§ **WHAT YOU WILL DO**:
Exclude the pictures, then copy all remaining records exactly.

-- start DATA LINES --

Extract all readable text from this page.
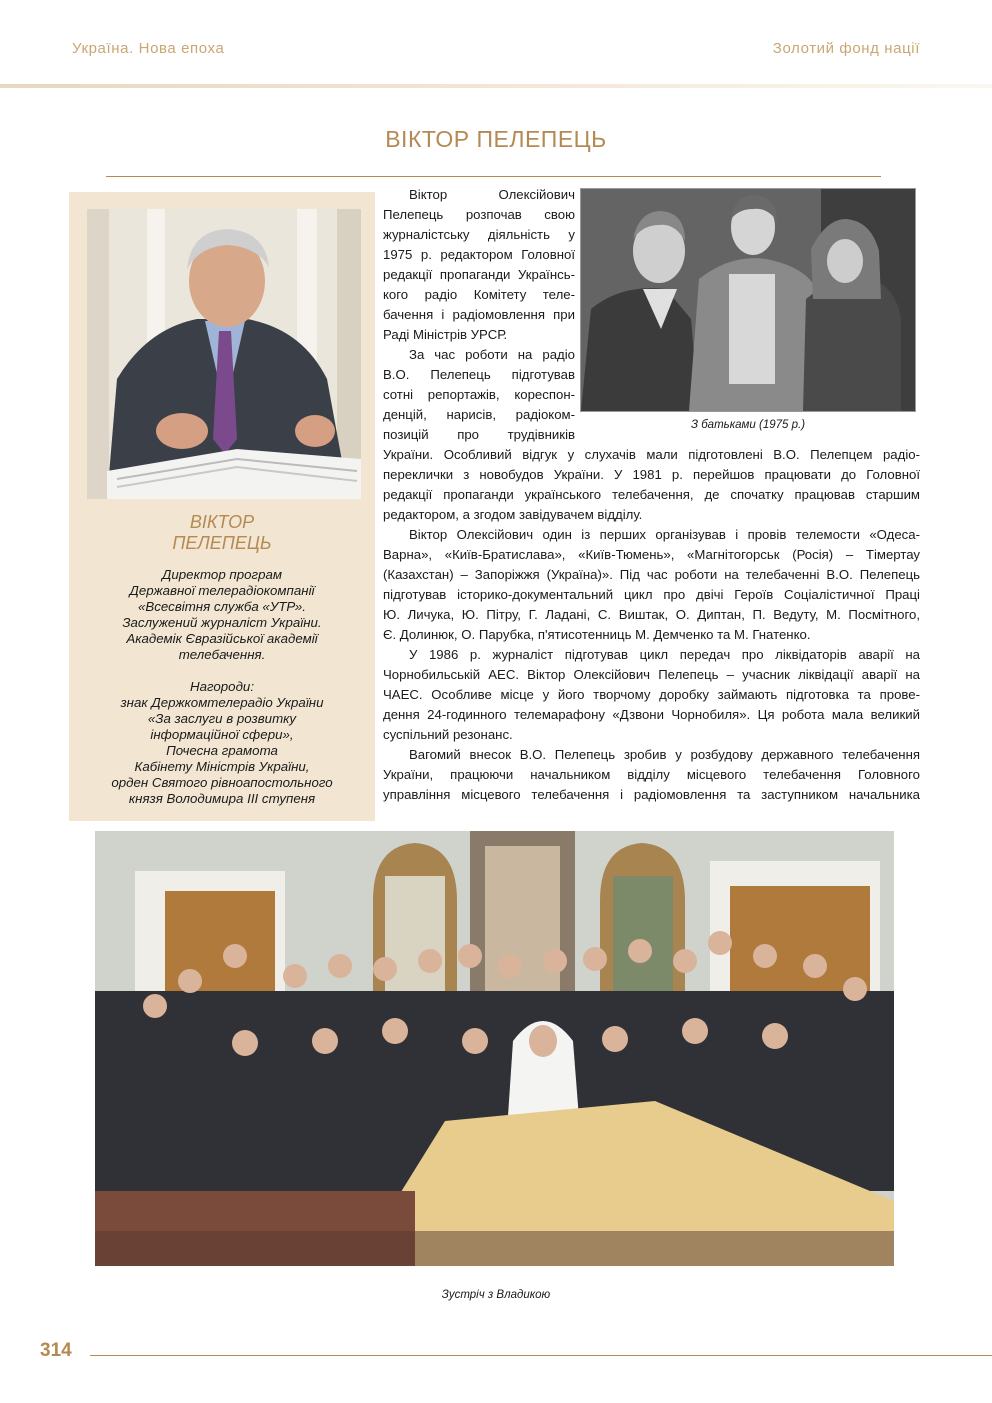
Україна. Нова епоха	Золотий фонд нації
ВІКТОР ПЕЛЕПЕЦЬ
ВІКТОР
ПЕЛЕПЕЦЬ
Директор програм
Державної телерадіокомпанії
«Всесвітня служба «УТР».
Заслужений журналіст України.
Академік Євразійської академії
телебачення.
Нагороди:
знак Держкомтелерадіо України
«За заслуги в розвитку
інформаційної сфери»,
Почесна грамота
Кабінету Міністрів України,
орден Святого рівноапостольного
князя Володимира ІІІ ступеня
З батьками (1975 р.)
Віктор Олексійович
Пелепець розпочав свою
журналістську діяльність у
1975 р. редактором Головної
редакції пропаганди Українсь-
кого радіо Комітету теле-
бачення і радіомовлення при
Раді Міністрів УРСР.
За час роботи на радіо
В.О. Пелепець підготував
сотні репортажів, кореспон-
денцій, нарисів, радіоком-
позицій про трудівників
України. Особливий відгук у слухачів мали підготовлені В.О. Пелепцем радіо-
переклички з новобудов України. У 1981 р. перейшов працювати до Головної
редакції пропаганди українського телебачення, де спочатку працював старшим
редактором, а згодом завідувачем відділу.
Віктор Олексійович один із перших організував і провів телемости «Одеса-
Варна», «Київ-Братислава», «Київ-Тюмень», «Магнітогорськ (Росія) – Тімертау
(Казахстан) – Запоріжжя (Україна)». Під час роботи на телебаченні В.О. Пелепець
підготував історико-документальний цикл про двічі Героїв Соціалістичної Праці
Ю. Личука, Ю. Пітру, Г. Ладані, С. Виштак, О. Диптан, П. Ведуту, М. Посмітного,
Є. Долинюк, О. Парубка, п'ятисотенниць М. Демченко та М. Гнатенко.
У 1986 р. журналіст підготував цикл передач про ліквідаторів аварії на
Чорнобильській АЕС. Віктор Олексійович Пелепець – учасник ліквідації аварії на
ЧАЕС. Особливе місце у його творчому доробку займають підготовка та прове-
дення 24-годинного телемарафону «Дзвони Чорнобиля». Ця робота мала великий
суспільний резонанс.
Вагомий внесок В.О. Пелепець зробив у розбудову державного телебачення
України, працюючи начальником відділу місцевого телебачення Головного
управління місцевого телебачення і радіомовлення та заступником начальника
Зустріч з Владикою
314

-- end DATA LINES --

§ **ANSWER TO THE EXERCISE**:
Extract all readable text from this page.
Україна. Нова епоха	Золотий фонд нації
ВІКТОР ПЕЛЕПЕЦЬ
ВІКТОР
ПЕЛЕПЕЦЬ
Директор програм
Державної телерадіокомпанії
«Всесвітня служба «УТР».
Заслужений журналіст України.
Академік Євразійської академії
телебачення.
Нагороди:
знак Держкомтелерадіо України
«За заслуги в розвитку
інформаційної сфери»,
Почесна грамота
Кабінету Міністрів України,
орден Святого рівноапостольного
князя Володимира ІІІ ступеня
З батьками (1975 р.)
Віктор Олексійович
Пелепець розпочав свою
журналістську діяльність у
1975 р. редактором Головної
редакції пропаганди Українсь-
кого радіо Комітету теле-
бачення і радіомовлення при
Раді Міністрів УРСР.
За час роботи на радіо
В.О. Пелепець підготував
сотні репортажів, кореспон-
денцій, нарисів, радіоком-
позицій про трудівників
України. Особливий відгук у слухачів мали підготовлені В.О. Пелепцем радіо-
переклички з новобудов України. У 1981 р. перейшов працювати до Головної
редакції пропаганди українського телебачення, де спочатку працював старшим
редактором, а згодом завідувачем відділу.
Віктор Олексійович один із перших організував і провів телемости «Одеса-
Варна», «Київ-Братислава», «Київ-Тюмень», «Магнітогорськ (Росія) – Тімертау
(Казахстан) – Запоріжжя (Україна)». Під час роботи на телебаченні В.О. Пелепець
підготував історико-документальний цикл про двічі Героїв Соціалістичної Праці
Ю. Личука, Ю. Пітру, Г. Ладані, С. Виштак, О. Диптан, П. Ведуту, М. Посмітного,
Є. Долинюк, О. Парубка, п'ятисотенниць М. Демченко та М. Гнатенко.
У 1986 р. журналіст підготував цикл передач про ліквідаторів аварії на
Чорнобильській АЕС. Віктор Олексійович Пелепець – учасник ліквідації аварії на
ЧАЕС. Особливе місце у його творчому доробку займають підготовка та прове-
дення 24-годинного телемарафону «Дзвони Чорнобиля». Ця робота мала великий
суспільний резонанс.
Вагомий внесок В.О. Пелепець зробив у розбудову державного телебачення
України, працюючи начальником відділу місцевого телебачення Головного
управління місцевого телебачення і радіомовлення та заступником начальника
Зустріч з Владикою
314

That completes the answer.